+++ Given entries +++

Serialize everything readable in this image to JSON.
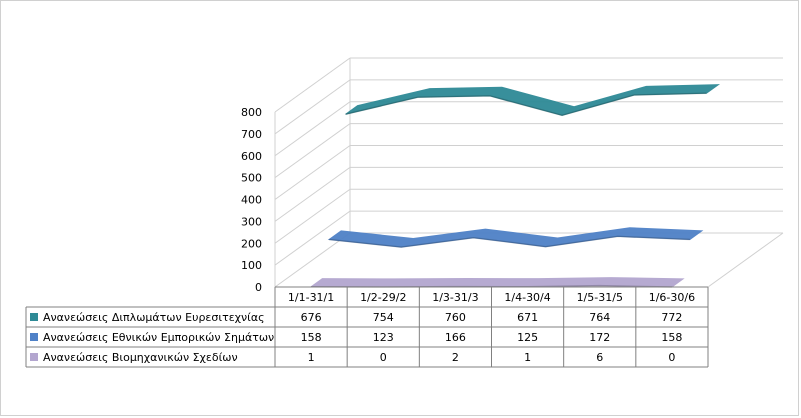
{
  "chart_data": {
    "type": "line",
    "style": "3d-ribbon with data table",
    "categories": [
      "1/1-31/1",
      "1/2-29/2",
      "1/3-31/3",
      "1/4-30/4",
      "1/5-31/5",
      "1/6-30/6"
    ],
    "ylim": [
      0,
      800
    ],
    "yticks": [
      0,
      100,
      200,
      300,
      400,
      500,
      600,
      700,
      800
    ],
    "grid": true,
    "legend": "data-table-left",
    "series": [
      {
        "name": "Ανανεώσεις Διπλωμάτων Ευρεσιτεχνίας",
        "color": "#2e8a96",
        "values": [
          676,
          754,
          760,
          671,
          764,
          772
        ]
      },
      {
        "name": "Ανανεώσεις Εθνικών Εμπορικών Σημάτων",
        "color": "#4f81c7",
        "values": [
          158,
          123,
          166,
          125,
          172,
          158
        ]
      },
      {
        "name": "Ανανεώσεις Βιομηχανικών Σχεδίων",
        "color": "#b3a6cf",
        "values": [
          1,
          0,
          2,
          1,
          6,
          0
        ]
      }
    ]
  }
}
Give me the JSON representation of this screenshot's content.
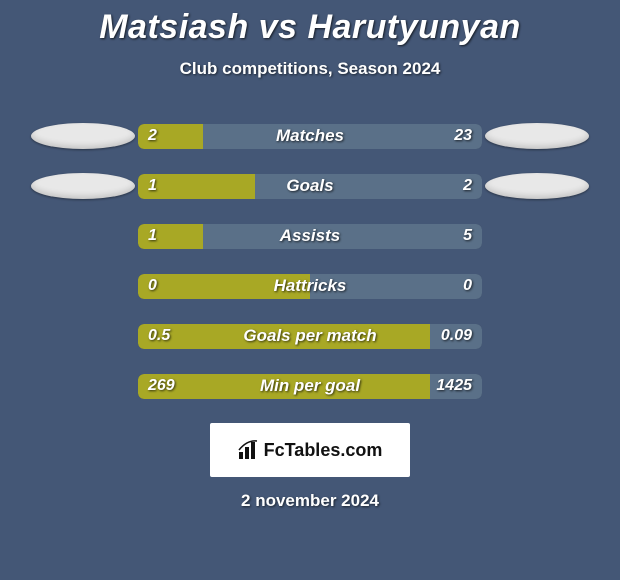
{
  "title": "Matsiash vs Harutyunyan",
  "subtitle": "Club competitions, Season 2024",
  "date": "2 november 2024",
  "logo": {
    "text": "FcTables.com"
  },
  "colors": {
    "background": "#445776",
    "bar_left": "#a8a825",
    "bar_right": "#5a7088",
    "bar_track": "#2f3e57",
    "ellipse": "#e8e8e8",
    "text": "#ffffff"
  },
  "rows": [
    {
      "label": "Matches",
      "left": "2",
      "right": "23",
      "left_pct": 19,
      "right_pct": 81,
      "show_ellipses": true
    },
    {
      "label": "Goals",
      "left": "1",
      "right": "2",
      "left_pct": 34,
      "right_pct": 66,
      "show_ellipses": true
    },
    {
      "label": "Assists",
      "left": "1",
      "right": "5",
      "left_pct": 19,
      "right_pct": 81,
      "show_ellipses": false
    },
    {
      "label": "Hattricks",
      "left": "0",
      "right": "0",
      "left_pct": 50,
      "right_pct": 50,
      "show_ellipses": false
    },
    {
      "label": "Goals per match",
      "left": "0.5",
      "right": "0.09",
      "left_pct": 85,
      "right_pct": 15,
      "show_ellipses": false
    },
    {
      "label": "Min per goal",
      "left": "269",
      "right": "1425",
      "left_pct": 85,
      "right_pct": 15,
      "show_ellipses": false
    }
  ]
}
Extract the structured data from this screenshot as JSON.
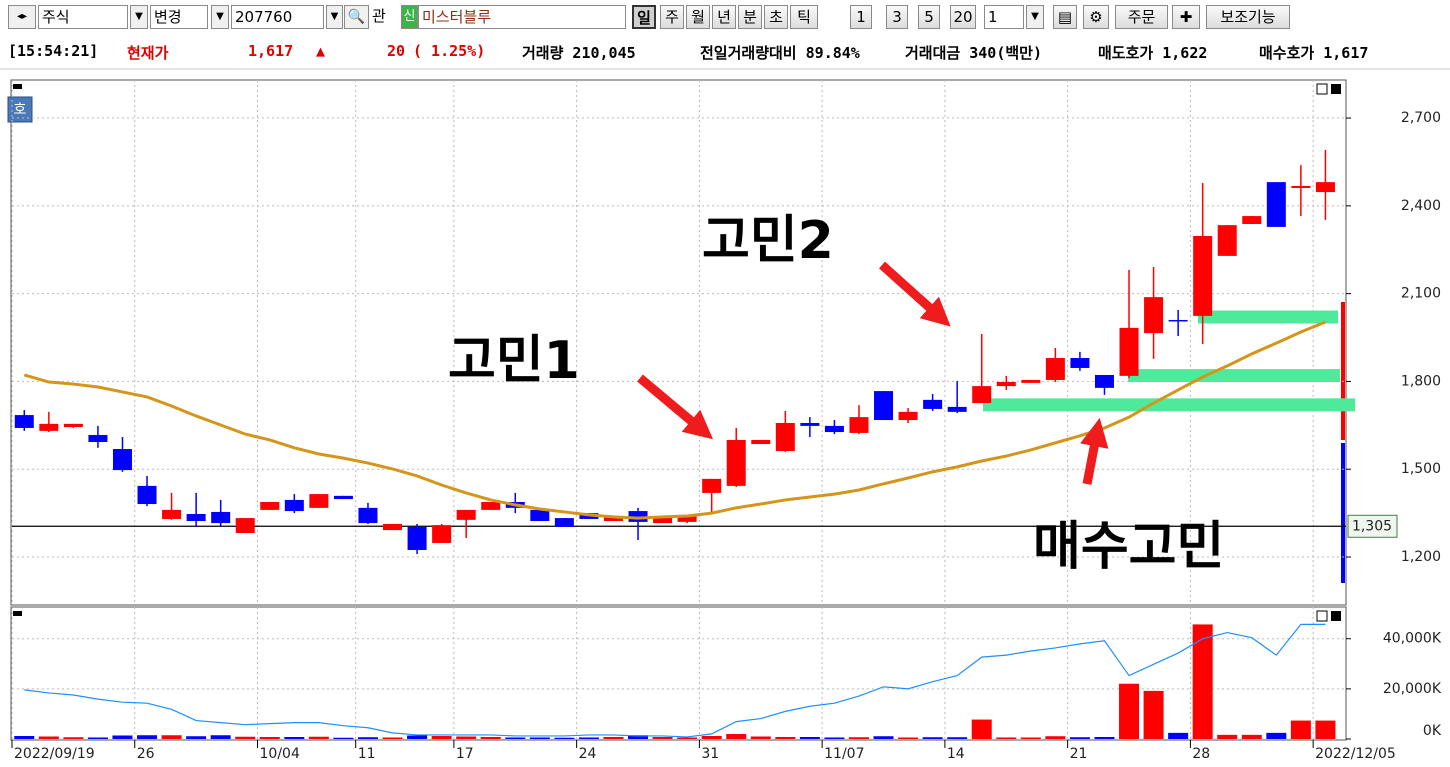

+++

Restate the listing above word for word, and skip the pictures.

*Exercise answer:*
Serialize everything readable in this image to JSON.
{
  "chart_data": {
    "type": "line",
    "style": "3d-ribbon with data table",
    "categories": [
      "1/1-31/1",
      "1/2-29/2",
      "1/3-31/3",
      "1/4-30/4",
      "1/5-31/5",
      "1/6-30/6"
    ],
    "ylim": [
      0,
      800
    ],
    "yticks": [
      0,
      100,
      200,
      300,
      400,
      500,
      600,
      700,
      800
    ],
    "grid": true,
    "legend": "data-table-left",
    "series": [
      {
        "name": "Ανανεώσεις Διπλωμάτων Ευρεσιτεχνίας",
        "color": "#2e8a96",
        "values": [
          676,
          754,
          760,
          671,
          764,
          772
        ]
      },
      {
        "name": "Ανανεώσεις Εθνικών Εμπορικών Σημάτων",
        "color": "#4f81c7",
        "values": [
          158,
          123,
          166,
          125,
          172,
          158
        ]
      },
      {
        "name": "Ανανεώσεις Βιομηχανικών Σχεδίων",
        "color": "#b3a6cf",
        "values": [
          1,
          0,
          2,
          1,
          6,
          0
        ]
      }
    ]
  }
}
Give me the JSON representation of this screenshot's content.
{
  "title": "Matsiash vs Harutyunyan",
  "subtitle": "Club competitions, Season 2024",
  "date": "2 november 2024",
  "logo": {
    "text": "FcTables.com"
  },
  "colors": {
    "background": "#445776",
    "bar_left": "#a8a825",
    "bar_right": "#5a7088",
    "bar_track": "#2f3e57",
    "ellipse": "#e8e8e8",
    "text": "#ffffff"
  },
  "rows": [
    {
      "label": "Matches",
      "left": "2",
      "right": "23",
      "left_pct": 19,
      "right_pct": 81,
      "show_ellipses": true
    },
    {
      "label": "Goals",
      "left": "1",
      "right": "2",
      "left_pct": 34,
      "right_pct": 66,
      "show_ellipses": true
    },
    {
      "label": "Assists",
      "left": "1",
      "right": "5",
      "left_pct": 19,
      "right_pct": 81,
      "show_ellipses": false
    },
    {
      "label": "Hattricks",
      "left": "0",
      "right": "0",
      "left_pct": 50,
      "right_pct": 50,
      "show_ellipses": false
    },
    {
      "label": "Goals per match",
      "left": "0.5",
      "right": "0.09",
      "left_pct": 85,
      "right_pct": 15,
      "show_ellipses": false
    },
    {
      "label": "Min per goal",
      "left": "269",
      "right": "1425",
      "left_pct": 85,
      "right_pct": 15,
      "show_ellipses": false
    }
  ]
}
Extract the structured data from this screenshot as JSON.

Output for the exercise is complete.